**WORK TO BE COMPLETED**
Scan the data below for the string "name". Copy every line where it appears.
— start RECORDS FOR THIS EXERCISE —
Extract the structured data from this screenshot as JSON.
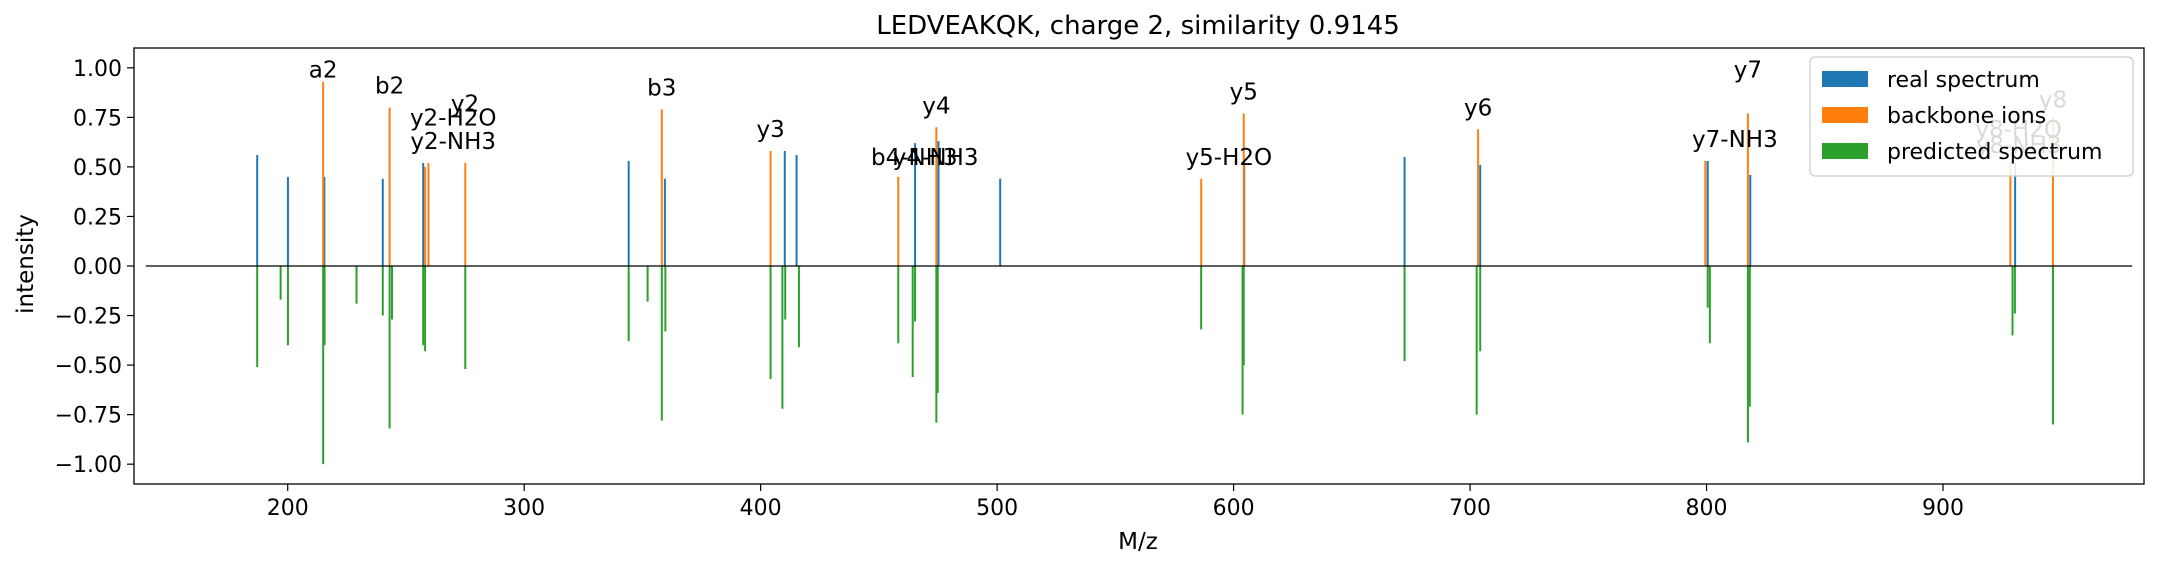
{
  "chart_data": {
    "type": "bar",
    "title": "LEDVEAKQK, charge 2, similarity 0.9145",
    "xlabel": "M/z",
    "ylabel": "intensity",
    "xlim": [
      135,
      985
    ],
    "ylim": [
      -1.1,
      1.1
    ],
    "xticks": [
      200,
      300,
      400,
      500,
      600,
      700,
      800,
      900
    ],
    "yticks": [
      1.0,
      0.75,
      0.5,
      0.25,
      0.0,
      -0.25,
      -0.5,
      -0.75,
      -1.0
    ],
    "ytick_labels": [
      "1.00",
      "0.75",
      "0.50",
      "0.25",
      "0.00",
      "−0.25",
      "−0.50",
      "−0.75",
      "−1.00"
    ],
    "grid": false,
    "legend_position": "top-right",
    "colors": {
      "real spectrum": "#1f77b4",
      "backbone ions": "#ff7f0e",
      "predicted spectrum": "#2ca02c",
      "baseline": "#000000"
    },
    "series": [
      {
        "name": "real spectrum",
        "x": [
          187.1,
          200.1,
          215.5,
          240.2,
          257.3,
          344.2,
          359.5,
          410.2,
          415.2,
          465.3,
          475.2,
          501.3,
          604.5,
          672.3,
          704.3,
          800.5,
          818.5,
          930.5
        ],
        "values": [
          0.56,
          0.45,
          0.45,
          0.44,
          0.52,
          0.53,
          0.44,
          0.58,
          0.56,
          0.62,
          0.63,
          0.44,
          0.54,
          0.55,
          0.51,
          0.53,
          0.46,
          0.52
        ]
      },
      {
        "name": "backbone ions",
        "x": [
          215.0,
          243.1,
          258.1,
          259.5,
          275.1,
          358.2,
          404.2,
          458.2,
          474.3,
          586.3,
          604.3,
          703.4,
          799.5,
          817.5,
          928.5,
          946.5
        ],
        "values": [
          0.93,
          0.8,
          0.5,
          0.52,
          0.52,
          0.79,
          0.58,
          0.45,
          0.7,
          0.44,
          0.77,
          0.69,
          0.53,
          0.77,
          0.52,
          0.75
        ]
      },
      {
        "name": "predicted spectrum",
        "x": [
          187.1,
          197.0,
          200.1,
          215.0,
          215.6,
          229.1,
          240.2,
          243.1,
          244.1,
          257.3,
          258.1,
          275.1,
          344.2,
          352.2,
          358.2,
          359.7,
          404.2,
          409.2,
          410.4,
          416.2,
          458.2,
          464.3,
          465.3,
          474.3,
          474.9,
          586.3,
          603.8,
          604.3,
          672.3,
          702.8,
          704.3,
          800.5,
          801.4,
          817.5,
          818.3,
          929.4,
          930.4,
          946.5
        ],
        "values": [
          -0.51,
          -0.17,
          -0.4,
          -1.0,
          -0.4,
          -0.19,
          -0.25,
          -0.82,
          -0.27,
          -0.4,
          -0.43,
          -0.52,
          -0.38,
          -0.18,
          -0.78,
          -0.33,
          -0.57,
          -0.72,
          -0.27,
          -0.41,
          -0.39,
          -0.56,
          -0.28,
          -0.79,
          -0.64,
          -0.32,
          -0.75,
          -0.5,
          -0.48,
          -0.75,
          -0.43,
          -0.21,
          -0.39,
          -0.89,
          -0.71,
          -0.35,
          -0.24,
          -0.8
        ]
      }
    ],
    "annotations": [
      {
        "text": "a2",
        "x": 215.0,
        "y": 0.95
      },
      {
        "text": "b2",
        "x": 243.1,
        "y": 0.87
      },
      {
        "text": "y2",
        "x": 275.0,
        "y": 0.78
      },
      {
        "text": "y2-H2O",
        "x": 270.0,
        "y": 0.71
      },
      {
        "text": "y2-NH3",
        "x": 270.0,
        "y": 0.59
      },
      {
        "text": "b3",
        "x": 358.2,
        "y": 0.86
      },
      {
        "text": "y3",
        "x": 404.2,
        "y": 0.65
      },
      {
        "text": "b4-NH3",
        "x": 465.0,
        "y": 0.51
      },
      {
        "text": "y4-NH3",
        "x": 474.0,
        "y": 0.51
      },
      {
        "text": "y4",
        "x": 474.3,
        "y": 0.77
      },
      {
        "text": "y5",
        "x": 604.3,
        "y": 0.84
      },
      {
        "text": "y5-H2O",
        "x": 598.0,
        "y": 0.51
      },
      {
        "text": "y6",
        "x": 703.4,
        "y": 0.76
      },
      {
        "text": "y7-NH3",
        "x": 812.0,
        "y": 0.6
      },
      {
        "text": "y7",
        "x": 817.5,
        "y": 0.95
      },
      {
        "text": "y8",
        "x": 946.5,
        "y": 0.8
      },
      {
        "text": "y8-H2O",
        "x": 932.0,
        "y": 0.65
      },
      {
        "text": "y8-NH3",
        "x": 932.0,
        "y": 0.57
      }
    ]
  }
}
— end RECORDS FOR THIS EXERCISE —
**FINAL RESULT**
        "name": "real spectrum",
        "name": "backbone ions",
        "name": "predicted spectrum",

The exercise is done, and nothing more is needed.